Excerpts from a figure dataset
....

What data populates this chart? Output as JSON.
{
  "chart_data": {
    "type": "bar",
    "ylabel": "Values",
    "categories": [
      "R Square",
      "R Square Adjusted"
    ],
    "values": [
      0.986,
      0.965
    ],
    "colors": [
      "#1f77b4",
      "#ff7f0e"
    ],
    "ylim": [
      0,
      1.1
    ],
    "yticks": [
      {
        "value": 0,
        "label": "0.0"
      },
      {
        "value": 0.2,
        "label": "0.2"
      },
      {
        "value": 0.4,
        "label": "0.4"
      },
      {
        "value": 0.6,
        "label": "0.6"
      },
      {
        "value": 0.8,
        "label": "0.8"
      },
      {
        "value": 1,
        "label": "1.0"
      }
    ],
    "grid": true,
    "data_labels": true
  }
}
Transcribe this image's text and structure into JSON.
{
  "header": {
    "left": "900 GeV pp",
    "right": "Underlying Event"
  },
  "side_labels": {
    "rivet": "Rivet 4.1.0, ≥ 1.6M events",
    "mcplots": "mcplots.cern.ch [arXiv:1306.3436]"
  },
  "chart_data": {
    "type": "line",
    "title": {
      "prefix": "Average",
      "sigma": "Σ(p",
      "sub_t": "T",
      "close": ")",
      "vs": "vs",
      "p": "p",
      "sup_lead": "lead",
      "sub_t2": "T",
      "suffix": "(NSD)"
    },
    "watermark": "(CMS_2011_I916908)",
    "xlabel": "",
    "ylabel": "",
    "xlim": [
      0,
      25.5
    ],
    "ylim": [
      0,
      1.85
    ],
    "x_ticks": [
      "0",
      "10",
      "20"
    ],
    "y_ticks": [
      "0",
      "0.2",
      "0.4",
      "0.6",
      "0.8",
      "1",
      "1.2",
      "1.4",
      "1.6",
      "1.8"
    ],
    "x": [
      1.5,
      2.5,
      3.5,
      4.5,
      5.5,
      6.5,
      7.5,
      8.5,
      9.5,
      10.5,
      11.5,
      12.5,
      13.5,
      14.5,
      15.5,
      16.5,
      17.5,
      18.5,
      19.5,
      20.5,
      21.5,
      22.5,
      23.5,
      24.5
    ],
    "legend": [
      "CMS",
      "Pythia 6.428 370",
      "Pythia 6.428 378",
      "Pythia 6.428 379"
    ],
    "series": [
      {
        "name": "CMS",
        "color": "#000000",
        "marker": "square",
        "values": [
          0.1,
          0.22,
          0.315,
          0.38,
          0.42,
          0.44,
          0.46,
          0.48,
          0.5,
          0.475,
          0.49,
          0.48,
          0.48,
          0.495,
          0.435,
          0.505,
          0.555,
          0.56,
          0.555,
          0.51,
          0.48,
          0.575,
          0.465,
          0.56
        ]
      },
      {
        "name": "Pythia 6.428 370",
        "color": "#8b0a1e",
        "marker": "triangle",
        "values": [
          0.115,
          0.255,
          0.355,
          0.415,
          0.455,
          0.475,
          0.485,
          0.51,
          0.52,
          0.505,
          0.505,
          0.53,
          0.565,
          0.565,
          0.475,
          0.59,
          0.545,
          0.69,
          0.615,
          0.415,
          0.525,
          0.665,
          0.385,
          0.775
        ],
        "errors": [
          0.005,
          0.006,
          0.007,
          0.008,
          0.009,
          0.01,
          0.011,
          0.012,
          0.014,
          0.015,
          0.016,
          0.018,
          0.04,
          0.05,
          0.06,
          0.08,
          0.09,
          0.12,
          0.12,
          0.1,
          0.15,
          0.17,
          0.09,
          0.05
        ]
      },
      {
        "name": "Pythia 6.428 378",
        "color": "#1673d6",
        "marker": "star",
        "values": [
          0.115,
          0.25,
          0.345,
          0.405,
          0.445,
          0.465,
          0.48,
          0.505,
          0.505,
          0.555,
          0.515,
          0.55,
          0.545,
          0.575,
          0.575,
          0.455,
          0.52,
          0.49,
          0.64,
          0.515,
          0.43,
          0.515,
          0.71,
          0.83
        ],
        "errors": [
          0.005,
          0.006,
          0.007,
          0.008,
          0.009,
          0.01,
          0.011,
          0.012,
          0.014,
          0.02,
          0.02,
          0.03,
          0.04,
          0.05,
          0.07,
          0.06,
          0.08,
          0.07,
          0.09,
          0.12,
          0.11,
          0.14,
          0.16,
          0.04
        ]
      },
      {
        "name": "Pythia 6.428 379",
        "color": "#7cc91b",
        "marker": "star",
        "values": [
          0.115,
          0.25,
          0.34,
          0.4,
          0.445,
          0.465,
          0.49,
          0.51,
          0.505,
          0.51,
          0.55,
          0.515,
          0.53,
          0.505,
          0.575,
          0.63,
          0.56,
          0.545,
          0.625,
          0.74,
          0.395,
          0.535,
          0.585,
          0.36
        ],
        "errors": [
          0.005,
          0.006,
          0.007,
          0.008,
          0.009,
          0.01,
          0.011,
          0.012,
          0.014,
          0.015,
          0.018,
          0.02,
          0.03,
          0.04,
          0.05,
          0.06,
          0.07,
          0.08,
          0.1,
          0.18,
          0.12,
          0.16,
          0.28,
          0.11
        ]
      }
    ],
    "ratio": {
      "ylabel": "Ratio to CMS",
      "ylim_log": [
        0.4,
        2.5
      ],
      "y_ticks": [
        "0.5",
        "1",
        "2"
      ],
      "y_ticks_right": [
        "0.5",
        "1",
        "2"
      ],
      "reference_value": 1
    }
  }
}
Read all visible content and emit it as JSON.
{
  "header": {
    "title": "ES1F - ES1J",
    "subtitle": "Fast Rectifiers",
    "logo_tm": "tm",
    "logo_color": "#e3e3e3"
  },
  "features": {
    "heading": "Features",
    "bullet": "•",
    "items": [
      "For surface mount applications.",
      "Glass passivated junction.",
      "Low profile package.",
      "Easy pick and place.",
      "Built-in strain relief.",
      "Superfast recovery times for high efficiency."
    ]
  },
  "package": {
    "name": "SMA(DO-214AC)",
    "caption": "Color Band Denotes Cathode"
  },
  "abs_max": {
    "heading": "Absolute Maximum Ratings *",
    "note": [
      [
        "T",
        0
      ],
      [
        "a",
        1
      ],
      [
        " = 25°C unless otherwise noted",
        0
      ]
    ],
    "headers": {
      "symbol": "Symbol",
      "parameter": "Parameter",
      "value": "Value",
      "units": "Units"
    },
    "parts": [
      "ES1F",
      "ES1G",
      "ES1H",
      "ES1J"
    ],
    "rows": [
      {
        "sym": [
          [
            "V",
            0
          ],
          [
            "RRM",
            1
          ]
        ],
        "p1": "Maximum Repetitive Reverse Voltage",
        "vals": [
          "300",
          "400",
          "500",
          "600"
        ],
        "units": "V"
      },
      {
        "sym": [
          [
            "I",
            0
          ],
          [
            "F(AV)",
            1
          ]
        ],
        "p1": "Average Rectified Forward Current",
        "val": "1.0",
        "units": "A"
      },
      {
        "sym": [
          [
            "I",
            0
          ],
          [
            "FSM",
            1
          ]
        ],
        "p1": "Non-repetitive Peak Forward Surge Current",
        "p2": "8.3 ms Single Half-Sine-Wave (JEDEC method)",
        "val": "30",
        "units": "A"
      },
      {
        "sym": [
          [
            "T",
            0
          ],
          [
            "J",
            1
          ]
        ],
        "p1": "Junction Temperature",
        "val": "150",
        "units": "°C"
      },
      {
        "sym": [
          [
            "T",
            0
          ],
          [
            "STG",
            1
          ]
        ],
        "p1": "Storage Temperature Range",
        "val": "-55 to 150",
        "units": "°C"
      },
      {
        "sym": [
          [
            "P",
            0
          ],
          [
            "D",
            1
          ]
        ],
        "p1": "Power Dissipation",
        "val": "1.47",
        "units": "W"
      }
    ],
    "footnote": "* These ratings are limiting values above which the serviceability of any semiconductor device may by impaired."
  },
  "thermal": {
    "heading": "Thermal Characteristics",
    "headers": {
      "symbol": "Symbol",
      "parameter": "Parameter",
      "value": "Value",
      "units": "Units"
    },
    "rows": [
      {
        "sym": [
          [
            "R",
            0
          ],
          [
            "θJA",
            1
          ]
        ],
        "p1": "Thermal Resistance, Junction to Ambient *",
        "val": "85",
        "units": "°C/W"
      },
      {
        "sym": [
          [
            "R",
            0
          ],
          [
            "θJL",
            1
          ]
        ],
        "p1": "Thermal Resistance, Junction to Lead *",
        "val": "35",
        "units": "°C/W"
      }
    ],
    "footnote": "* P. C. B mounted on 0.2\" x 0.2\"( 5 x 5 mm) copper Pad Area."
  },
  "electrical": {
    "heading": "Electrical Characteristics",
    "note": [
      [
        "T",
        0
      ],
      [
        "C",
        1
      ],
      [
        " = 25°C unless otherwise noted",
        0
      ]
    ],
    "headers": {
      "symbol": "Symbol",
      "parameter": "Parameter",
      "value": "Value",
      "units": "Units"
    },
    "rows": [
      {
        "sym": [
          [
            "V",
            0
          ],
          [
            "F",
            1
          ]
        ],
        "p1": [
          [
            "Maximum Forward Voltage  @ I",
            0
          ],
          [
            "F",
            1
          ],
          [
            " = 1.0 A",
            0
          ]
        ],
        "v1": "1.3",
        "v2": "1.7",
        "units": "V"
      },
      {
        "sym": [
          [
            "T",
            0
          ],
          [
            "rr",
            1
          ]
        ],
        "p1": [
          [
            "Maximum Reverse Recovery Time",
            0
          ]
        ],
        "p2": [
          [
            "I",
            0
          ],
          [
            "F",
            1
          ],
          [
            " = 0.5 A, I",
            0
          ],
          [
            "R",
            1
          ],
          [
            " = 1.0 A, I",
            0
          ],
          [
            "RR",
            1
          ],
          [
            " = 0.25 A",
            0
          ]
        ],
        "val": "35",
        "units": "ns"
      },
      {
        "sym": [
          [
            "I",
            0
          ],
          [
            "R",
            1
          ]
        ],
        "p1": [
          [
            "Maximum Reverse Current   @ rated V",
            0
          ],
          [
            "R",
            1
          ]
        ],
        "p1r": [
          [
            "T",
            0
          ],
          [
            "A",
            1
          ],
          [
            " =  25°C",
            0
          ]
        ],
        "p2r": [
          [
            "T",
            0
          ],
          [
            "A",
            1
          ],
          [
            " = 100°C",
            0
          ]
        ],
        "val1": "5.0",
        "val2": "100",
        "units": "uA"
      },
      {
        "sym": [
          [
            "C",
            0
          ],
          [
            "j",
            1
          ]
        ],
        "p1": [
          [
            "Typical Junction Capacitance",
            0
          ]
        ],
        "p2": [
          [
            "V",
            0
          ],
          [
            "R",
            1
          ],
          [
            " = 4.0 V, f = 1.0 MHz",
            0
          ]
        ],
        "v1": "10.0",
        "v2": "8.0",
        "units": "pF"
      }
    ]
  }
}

....

■ To do:
Looking at the data above, show all lines where the word "footnote" occurs.

■ Answer to the exercise:
    "footnote": "* These ratings are limiting values above which the serviceability of any semiconductor device may by impaired."
    "footnote": "* P. C. B mounted on 0.2\" x 0.2\"( 5 x 5 mm) copper Pad Area."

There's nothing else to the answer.